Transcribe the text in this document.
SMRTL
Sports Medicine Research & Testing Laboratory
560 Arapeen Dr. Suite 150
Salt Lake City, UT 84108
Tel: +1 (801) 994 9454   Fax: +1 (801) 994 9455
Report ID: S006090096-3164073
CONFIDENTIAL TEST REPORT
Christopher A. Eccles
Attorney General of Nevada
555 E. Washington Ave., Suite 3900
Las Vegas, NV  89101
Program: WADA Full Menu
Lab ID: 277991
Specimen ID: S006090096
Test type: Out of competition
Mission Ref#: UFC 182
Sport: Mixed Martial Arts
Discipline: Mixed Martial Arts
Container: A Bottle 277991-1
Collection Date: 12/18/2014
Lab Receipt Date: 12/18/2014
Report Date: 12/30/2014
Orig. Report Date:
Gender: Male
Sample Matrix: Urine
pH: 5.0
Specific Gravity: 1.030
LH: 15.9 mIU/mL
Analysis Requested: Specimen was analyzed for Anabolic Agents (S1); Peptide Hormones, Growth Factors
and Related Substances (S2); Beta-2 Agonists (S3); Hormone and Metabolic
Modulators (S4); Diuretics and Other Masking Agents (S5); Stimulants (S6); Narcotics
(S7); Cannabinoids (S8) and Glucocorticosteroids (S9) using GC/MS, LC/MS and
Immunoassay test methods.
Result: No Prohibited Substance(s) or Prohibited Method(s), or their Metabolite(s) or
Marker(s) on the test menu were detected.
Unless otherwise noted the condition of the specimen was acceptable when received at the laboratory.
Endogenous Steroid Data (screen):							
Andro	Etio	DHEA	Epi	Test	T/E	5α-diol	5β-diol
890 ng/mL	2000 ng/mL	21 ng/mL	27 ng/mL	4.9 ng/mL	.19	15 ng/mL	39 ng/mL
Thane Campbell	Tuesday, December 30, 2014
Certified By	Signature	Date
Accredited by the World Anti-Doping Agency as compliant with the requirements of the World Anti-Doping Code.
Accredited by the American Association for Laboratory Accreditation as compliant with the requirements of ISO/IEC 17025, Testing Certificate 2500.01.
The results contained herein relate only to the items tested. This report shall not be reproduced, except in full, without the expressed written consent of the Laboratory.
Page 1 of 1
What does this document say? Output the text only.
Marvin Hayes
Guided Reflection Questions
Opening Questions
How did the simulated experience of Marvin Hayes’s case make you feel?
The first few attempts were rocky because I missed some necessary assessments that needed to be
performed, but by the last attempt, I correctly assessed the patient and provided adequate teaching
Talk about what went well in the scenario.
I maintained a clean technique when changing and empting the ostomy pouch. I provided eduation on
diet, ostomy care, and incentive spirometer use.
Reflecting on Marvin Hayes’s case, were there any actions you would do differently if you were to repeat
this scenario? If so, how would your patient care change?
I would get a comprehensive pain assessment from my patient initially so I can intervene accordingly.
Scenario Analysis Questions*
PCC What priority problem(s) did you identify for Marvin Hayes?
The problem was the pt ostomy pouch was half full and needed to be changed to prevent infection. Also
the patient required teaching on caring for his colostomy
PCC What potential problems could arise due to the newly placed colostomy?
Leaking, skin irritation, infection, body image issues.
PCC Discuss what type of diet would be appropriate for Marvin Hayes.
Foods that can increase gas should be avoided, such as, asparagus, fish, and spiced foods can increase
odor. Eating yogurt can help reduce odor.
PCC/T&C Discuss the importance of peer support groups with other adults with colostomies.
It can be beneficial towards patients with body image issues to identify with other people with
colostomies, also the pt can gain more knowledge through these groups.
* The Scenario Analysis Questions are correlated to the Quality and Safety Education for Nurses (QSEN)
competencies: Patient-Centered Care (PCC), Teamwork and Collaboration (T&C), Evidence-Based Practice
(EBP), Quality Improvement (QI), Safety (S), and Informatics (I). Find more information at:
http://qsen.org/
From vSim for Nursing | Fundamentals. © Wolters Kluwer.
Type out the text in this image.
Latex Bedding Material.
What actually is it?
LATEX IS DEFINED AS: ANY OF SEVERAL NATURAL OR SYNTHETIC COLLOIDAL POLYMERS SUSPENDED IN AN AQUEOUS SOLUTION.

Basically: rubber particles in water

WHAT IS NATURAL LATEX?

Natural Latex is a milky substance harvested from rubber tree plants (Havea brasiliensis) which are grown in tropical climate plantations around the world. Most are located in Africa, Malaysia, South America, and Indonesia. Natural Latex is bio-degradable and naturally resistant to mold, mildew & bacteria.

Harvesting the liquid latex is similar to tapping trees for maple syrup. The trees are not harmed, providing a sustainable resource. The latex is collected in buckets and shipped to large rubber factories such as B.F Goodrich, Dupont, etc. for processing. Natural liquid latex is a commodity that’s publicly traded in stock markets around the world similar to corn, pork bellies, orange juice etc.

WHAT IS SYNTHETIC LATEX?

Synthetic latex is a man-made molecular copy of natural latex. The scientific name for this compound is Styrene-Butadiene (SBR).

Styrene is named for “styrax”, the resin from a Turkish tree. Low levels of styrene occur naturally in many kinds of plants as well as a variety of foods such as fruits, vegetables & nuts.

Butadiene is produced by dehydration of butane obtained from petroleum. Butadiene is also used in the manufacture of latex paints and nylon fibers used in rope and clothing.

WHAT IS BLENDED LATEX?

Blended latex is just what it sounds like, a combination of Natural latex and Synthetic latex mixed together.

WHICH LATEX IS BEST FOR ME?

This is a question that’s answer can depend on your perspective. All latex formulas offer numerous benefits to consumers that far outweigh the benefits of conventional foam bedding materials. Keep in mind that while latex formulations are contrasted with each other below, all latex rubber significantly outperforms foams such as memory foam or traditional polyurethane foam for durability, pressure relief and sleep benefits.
====
Exercise instructions>
Your reply should be all of the data, returned exactly.

Task solution>
Transcribe the text in this document.
SMRTL
Sports Medicine Research & Testing Laboratory
560 Arapeen Dr. Suite 150
Salt Lake City, UT 84108
Tel: +1 (801) 994 9454   Fax: +1 (801) 994 9455
Report ID: S006090096-3164073
CONFIDENTIAL TEST REPORT
Christopher A. Eccles
Attorney General of Nevada
555 E. Washington Ave., Suite 3900
Las Vegas, NV  89101
Program: WADA Full Menu
Lab ID: 277991
Specimen ID: S006090096
Test type: Out of competition
Mission Ref#: UFC 182
Sport: Mixed Martial Arts
Discipline: Mixed Martial Arts
Container: A Bottle 277991-1
Collection Date: 12/18/2014
Lab Receipt Date: 12/18/2014
Report Date: 12/30/2014
Orig. Report Date:
Gender: Male
Sample Matrix: Urine
pH: 5.0
Specific Gravity: 1.030
LH: 15.9 mIU/mL
Analysis Requested: Specimen was analyzed for Anabolic Agents (S1); Peptide Hormones, Growth Factors
and Related Substances (S2); Beta-2 Agonists (S3); Hormone and Metabolic
Modulators (S4); Diuretics and Other Masking Agents (S5); Stimulants (S6); Narcotics
(S7); Cannabinoids (S8) and Glucocorticosteroids (S9) using GC/MS, LC/MS and
Immunoassay test methods.
Result: No Prohibited Substance(s) or Prohibited Method(s), or their Metabolite(s) or
Marker(s) on the test menu were detected.
Unless otherwise noted the condition of the specimen was acceptable when received at the laboratory.
Endogenous Steroid Data (screen):							
Andro	Etio	DHEA	Epi	Test	T/E	5α-diol	5β-diol
890 ng/mL	2000 ng/mL	21 ng/mL	27 ng/mL	4.9 ng/mL	.19	15 ng/mL	39 ng/mL
Thane Campbell	Tuesday, December 30, 2014
Certified By	Signature	Date
Accredited by the World Anti-Doping Agency as compliant with the requirements of the World Anti-Doping Code.
Accredited by the American Association for Laboratory Accreditation as compliant with the requirements of ISO/IEC 17025, Testing Certificate 2500.01.
The results contained herein relate only to the items tested. This report shall not be reproduced, except in full, without the expressed written consent of the Laboratory.
Page 1 of 1
What does this document say? Output the text only.
Marvin Hayes
Guided Reflection Questions
Opening Questions
How did the simulated experience of Marvin Hayes’s case make you feel?
The first few attempts were rocky because I missed some necessary assessments that needed to be
performed, but by the last attempt, I correctly assessed the patient and provided adequate teaching
Talk about what went well in the scenario.
I maintained a clean technique when changing and empting the ostomy pouch. I provided eduation on
diet, ostomy care, and incentive spirometer use.
Reflecting on Marvin Hayes’s case, were there any actions you would do differently if you were to repeat
this scenario? If so, how would your patient care change?
I would get a comprehensive pain assessment from my patient initially so I can intervene accordingly.
Scenario Analysis Questions*
PCC What priority problem(s) did you identify for Marvin Hayes?
The problem was the pt ostomy pouch was half full and needed to be changed to prevent infection. Also
the patient required teaching on caring for his colostomy
PCC What potential problems could arise due to the newly placed colostomy?
Leaking, skin irritation, infection, body image issues.
PCC Discuss what type of diet would be appropriate for Marvin Hayes.
Foods that can increase gas should be avoided, such as, asparagus, fish, and spiced foods can increase
odor. Eating yogurt can help reduce odor.
PCC/T&C Discuss the importance of peer support groups with other adults with colostomies.
It can be beneficial towards patients with body image issues to identify with other people with
colostomies, also the pt can gain more knowledge through these groups.
* The Scenario Analysis Questions are correlated to the Quality and Safety Education for Nurses (QSEN)
competencies: Patient-Centered Care (PCC), Teamwork and Collaboration (T&C), Evidence-Based Practice
(EBP), Quality Improvement (QI), Safety (S), and Informatics (I). Find more information at:
http://qsen.org/
From vSim for Nursing | Fundamentals. © Wolters Kluwer.
Type out the text in this image.
Latex Bedding Material.
What actually is it?
LATEX IS DEFINED AS: ANY OF SEVERAL NATURAL OR SYNTHETIC COLLOIDAL POLYMERS SUSPENDED IN AN AQUEOUS SOLUTION.

Basically: rubber particles in water

WHAT IS NATURAL LATEX?

Natural Latex is a milky substance harvested from rubber tree plants (Havea brasiliensis) which are grown in tropical climate plantations around the world. Most are located in Africa, Malaysia, South America, and Indonesia. Natural Latex is bio-degradable and naturally resistant to mold, mildew & bacteria.

Harvesting the liquid latex is similar to tapping trees for maple syrup. The trees are not harmed, providing a sustainable resource. The latex is collected in buckets and shipped to large rubber factories such as B.F Goodrich, Dupont, etc. for processing. Natural liquid latex is a commodity that’s publicly traded in stock markets around the world similar to corn, pork bellies, orange juice etc.

WHAT IS SYNTHETIC LATEX?

Synthetic latex is a man-made molecular copy of natural latex. The scientific name for this compound is Styrene-Butadiene (SBR).

Styrene is named for “styrax”, the resin from a Turkish tree. Low levels of styrene occur naturally in many kinds of plants as well as a variety of foods such as fruits, vegetables & nuts.

Butadiene is produced by dehydration of butane obtained from petroleum. Butadiene is also used in the manufacture of latex paints and nylon fibers used in rope and clothing.

WHAT IS BLENDED LATEX?

Blended latex is just what it sounds like, a combination of Natural latex and Synthetic latex mixed together.

WHICH LATEX IS BEST FOR ME?

This is a question that’s answer can depend on your perspective. All latex formulas offer numerous benefits to consumers that far outweigh the benefits of conventional foam bedding materials. Keep in mind that while latex formulations are contrasted with each other below, all latex rubber significantly outperforms foams such as memory foam or traditional polyurethane foam for durability, pressure relief and sleep benefits.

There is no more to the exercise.